• **Task requirements**: Give a verbatim quotation of every record.

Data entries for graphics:
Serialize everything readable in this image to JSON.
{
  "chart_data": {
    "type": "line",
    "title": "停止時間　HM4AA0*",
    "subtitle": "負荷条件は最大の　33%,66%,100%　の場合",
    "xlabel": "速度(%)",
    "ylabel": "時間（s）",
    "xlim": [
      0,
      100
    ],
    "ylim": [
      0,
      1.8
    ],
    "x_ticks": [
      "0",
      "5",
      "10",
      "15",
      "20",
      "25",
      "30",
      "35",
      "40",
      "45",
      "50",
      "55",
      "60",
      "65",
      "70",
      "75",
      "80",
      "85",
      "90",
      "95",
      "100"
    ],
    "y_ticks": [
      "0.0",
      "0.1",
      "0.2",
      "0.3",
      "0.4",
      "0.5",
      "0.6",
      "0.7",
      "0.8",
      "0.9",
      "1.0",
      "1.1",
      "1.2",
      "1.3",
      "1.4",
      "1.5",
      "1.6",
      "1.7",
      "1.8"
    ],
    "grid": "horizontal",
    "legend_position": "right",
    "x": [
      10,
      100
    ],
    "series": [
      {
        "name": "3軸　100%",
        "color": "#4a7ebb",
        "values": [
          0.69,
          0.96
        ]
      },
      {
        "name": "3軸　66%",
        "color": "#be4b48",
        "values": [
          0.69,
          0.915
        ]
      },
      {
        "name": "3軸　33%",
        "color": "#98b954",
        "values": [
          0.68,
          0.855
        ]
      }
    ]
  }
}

• **Completed task**:
Serialize everything readable in this image to JSON.
{
  "chart_data": {
    "type": "line",
    "title": "停止時間　HM4AA0*",
    "subtitle": "負荷条件は最大の　33%,66%,100%　の場合",
    "xlabel": "速度(%)",
    "ylabel": "時間（s）",
    "xlim": [
      0,
      100
    ],
    "ylim": [
      0,
      1.8
    ],
    "x_ticks": [
      "0",
      "5",
      "10",
      "15",
      "20",
      "25",
      "30",
      "35",
      "40",
      "45",
      "50",
      "55",
      "60",
      "65",
      "70",
      "75",
      "80",
      "85",
      "90",
      "95",
      "100"
    ],
    "y_ticks": [
      "0.0",
      "0.1",
      "0.2",
      "0.3",
      "0.4",
      "0.5",
      "0.6",
      "0.7",
      "0.8",
      "0.9",
      "1.0",
      "1.1",
      "1.2",
      "1.3",
      "1.4",
      "1.5",
      "1.6",
      "1.7",
      "1.8"
    ],
    "grid": "horizontal",
    "legend_position": "right",
    "x": [
      10,
      100
    ],
    "series": [
      {
        "name": "3軸　100%",
        "color": "#4a7ebb",
        "values": [
          0.69,
          0.96
        ]
      },
      {
        "name": "3軸　66%",
        "color": "#be4b48",
        "values": [
          0.69,
          0.915
        ]
      },
      {
        "name": "3軸　33%",
        "color": "#98b954",
        "values": [
          0.68,
          0.855
        ]
      }
    ]
  }
}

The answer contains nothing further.